**Task statement**
Reproduce the listing verbatim.

**Dataset rows**

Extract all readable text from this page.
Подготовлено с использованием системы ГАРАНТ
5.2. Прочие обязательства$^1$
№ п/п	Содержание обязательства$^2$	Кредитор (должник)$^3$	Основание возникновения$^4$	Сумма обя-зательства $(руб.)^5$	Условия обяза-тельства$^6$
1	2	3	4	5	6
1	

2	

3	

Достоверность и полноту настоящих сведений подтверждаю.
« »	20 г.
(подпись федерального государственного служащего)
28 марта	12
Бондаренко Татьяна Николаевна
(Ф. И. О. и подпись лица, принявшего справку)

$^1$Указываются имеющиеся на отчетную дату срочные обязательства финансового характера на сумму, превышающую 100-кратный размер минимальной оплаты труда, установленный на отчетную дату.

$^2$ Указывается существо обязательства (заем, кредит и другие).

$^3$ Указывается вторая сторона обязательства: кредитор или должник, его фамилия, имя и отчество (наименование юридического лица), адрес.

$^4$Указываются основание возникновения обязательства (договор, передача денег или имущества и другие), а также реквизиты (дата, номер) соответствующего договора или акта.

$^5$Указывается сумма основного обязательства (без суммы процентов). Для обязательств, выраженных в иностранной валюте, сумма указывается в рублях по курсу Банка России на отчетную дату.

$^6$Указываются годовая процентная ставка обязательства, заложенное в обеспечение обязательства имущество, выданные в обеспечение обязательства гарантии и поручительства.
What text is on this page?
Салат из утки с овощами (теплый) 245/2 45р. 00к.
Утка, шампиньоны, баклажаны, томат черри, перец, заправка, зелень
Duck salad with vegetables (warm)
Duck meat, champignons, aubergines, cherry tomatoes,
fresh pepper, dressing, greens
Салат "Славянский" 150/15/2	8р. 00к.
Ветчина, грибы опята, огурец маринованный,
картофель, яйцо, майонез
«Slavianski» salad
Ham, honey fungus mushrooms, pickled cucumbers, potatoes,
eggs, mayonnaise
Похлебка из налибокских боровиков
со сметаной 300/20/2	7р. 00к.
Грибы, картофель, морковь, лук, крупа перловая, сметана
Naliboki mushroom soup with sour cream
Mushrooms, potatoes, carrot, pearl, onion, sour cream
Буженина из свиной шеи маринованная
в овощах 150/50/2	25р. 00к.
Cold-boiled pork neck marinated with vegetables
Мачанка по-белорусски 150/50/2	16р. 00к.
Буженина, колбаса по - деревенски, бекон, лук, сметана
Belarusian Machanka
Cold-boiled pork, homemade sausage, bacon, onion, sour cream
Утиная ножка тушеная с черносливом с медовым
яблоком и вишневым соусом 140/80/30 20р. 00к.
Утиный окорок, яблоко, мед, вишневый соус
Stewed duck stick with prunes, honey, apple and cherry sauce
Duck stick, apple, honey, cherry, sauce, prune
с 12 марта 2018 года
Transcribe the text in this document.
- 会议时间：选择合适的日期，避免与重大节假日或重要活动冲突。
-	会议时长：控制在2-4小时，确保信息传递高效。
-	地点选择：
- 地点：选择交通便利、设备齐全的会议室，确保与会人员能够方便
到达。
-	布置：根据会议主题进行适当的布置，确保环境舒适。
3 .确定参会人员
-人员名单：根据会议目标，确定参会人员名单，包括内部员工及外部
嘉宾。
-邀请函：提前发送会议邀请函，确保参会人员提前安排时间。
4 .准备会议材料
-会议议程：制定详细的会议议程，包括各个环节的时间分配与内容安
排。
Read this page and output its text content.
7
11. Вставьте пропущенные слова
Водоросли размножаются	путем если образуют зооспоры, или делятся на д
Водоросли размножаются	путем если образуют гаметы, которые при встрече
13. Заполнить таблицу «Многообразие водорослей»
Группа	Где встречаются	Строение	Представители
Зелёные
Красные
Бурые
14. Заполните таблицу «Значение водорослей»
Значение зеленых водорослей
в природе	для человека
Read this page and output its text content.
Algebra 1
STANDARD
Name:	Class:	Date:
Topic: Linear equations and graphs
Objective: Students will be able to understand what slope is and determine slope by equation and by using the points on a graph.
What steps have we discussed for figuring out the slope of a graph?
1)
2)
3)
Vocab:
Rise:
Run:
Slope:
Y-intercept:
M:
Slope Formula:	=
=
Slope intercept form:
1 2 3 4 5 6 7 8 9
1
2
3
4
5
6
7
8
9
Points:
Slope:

**Finished answer**
Extract all readable text from this page.
Подготовлено с использованием системы ГАРАНТ
5.2. Прочие обязательства$^1$
№ п/п	Содержание обязательства$^2$	Кредитор (должник)$^3$	Основание возникновения$^4$	Сумма обя-зательства $(руб.)^5$	Условия обяза-тельства$^6$
1	2	3	4	5	6
1	

2	

3	

Достоверность и полноту настоящих сведений подтверждаю.
« »	20 г.
(подпись федерального государственного служащего)
28 марта	12
Бондаренко Татьяна Николаевна
(Ф. И. О. и подпись лица, принявшего справку)

$^1$Указываются имеющиеся на отчетную дату срочные обязательства финансового характера на сумму, превышающую 100-кратный размер минимальной оплаты труда, установленный на отчетную дату.

$^2$ Указывается существо обязательства (заем, кредит и другие).

$^3$ Указывается вторая сторона обязательства: кредитор или должник, его фамилия, имя и отчество (наименование юридического лица), адрес.

$^4$Указываются основание возникновения обязательства (договор, передача денег или имущества и другие), а также реквизиты (дата, номер) соответствующего договора или акта.

$^5$Указывается сумма основного обязательства (без суммы процентов). Для обязательств, выраженных в иностранной валюте, сумма указывается в рублях по курсу Банка России на отчетную дату.

$^6$Указываются годовая процентная ставка обязательства, заложенное в обеспечение обязательства имущество, выданные в обеспечение обязательства гарантии и поручительства.
What text is on this page?
Салат из утки с овощами (теплый) 245/2 45р. 00к.
Утка, шампиньоны, баклажаны, томат черри, перец, заправка, зелень
Duck salad with vegetables (warm)
Duck meat, champignons, aubergines, cherry tomatoes,
fresh pepper, dressing, greens
Салат "Славянский" 150/15/2	8р. 00к.
Ветчина, грибы опята, огурец маринованный,
картофель, яйцо, майонез
«Slavianski» salad
Ham, honey fungus mushrooms, pickled cucumbers, potatoes,
eggs, mayonnaise
Похлебка из налибокских боровиков
со сметаной 300/20/2	7р. 00к.
Грибы, картофель, морковь, лук, крупа перловая, сметана
Naliboki mushroom soup with sour cream
Mushrooms, potatoes, carrot, pearl, onion, sour cream
Буженина из свиной шеи маринованная
в овощах 150/50/2	25р. 00к.
Cold-boiled pork neck marinated with vegetables
Мачанка по-белорусски 150/50/2	16р. 00к.
Буженина, колбаса по - деревенски, бекон, лук, сметана
Belarusian Machanka
Cold-boiled pork, homemade sausage, bacon, onion, sour cream
Утиная ножка тушеная с черносливом с медовым
яблоком и вишневым соусом 140/80/30 20р. 00к.
Утиный окорок, яблоко, мед, вишневый соус
Stewed duck stick with prunes, honey, apple and cherry sauce
Duck stick, apple, honey, cherry, sauce, prune
с 12 марта 2018 года
Transcribe the text in this document.
- 会议时间：选择合适的日期，避免与重大节假日或重要活动冲突。
-	会议时长：控制在2-4小时，确保信息传递高效。
-	地点选择：
- 地点：选择交通便利、设备齐全的会议室，确保与会人员能够方便
到达。
-	布置：根据会议主题进行适当的布置，确保环境舒适。
3 .确定参会人员
-人员名单：根据会议目标，确定参会人员名单，包括内部员工及外部
嘉宾。
-邀请函：提前发送会议邀请函，确保参会人员提前安排时间。
4 .准备会议材料
-会议议程：制定详细的会议议程，包括各个环节的时间分配与内容安
排。
Read this page and output its text content.
7
11. Вставьте пропущенные слова
Водоросли размножаются	путем если образуют зооспоры, или делятся на д
Водоросли размножаются	путем если образуют гаметы, которые при встрече
13. Заполнить таблицу «Многообразие водорослей»
Группа	Где встречаются	Строение	Представители
Зелёные
Красные
Бурые
14. Заполните таблицу «Значение водорослей»
Значение зеленых водорослей
в природе	для человека
Read this page and output its text content.
Algebra 1
STANDARD
Name:	Class:	Date:
Topic: Linear equations and graphs
Objective: Students will be able to understand what slope is and determine slope by equation and by using the points on a graph.
What steps have we discussed for figuring out the slope of a graph?
1)
2)
3)
Vocab:
Rise:
Run:
Slope:
Y-intercept:
M:
Slope Formula:	=
=
Slope intercept form:
1 2 3 4 5 6 7 8 9
1
2
3
4
5
6
7
8
9
Points:
Slope:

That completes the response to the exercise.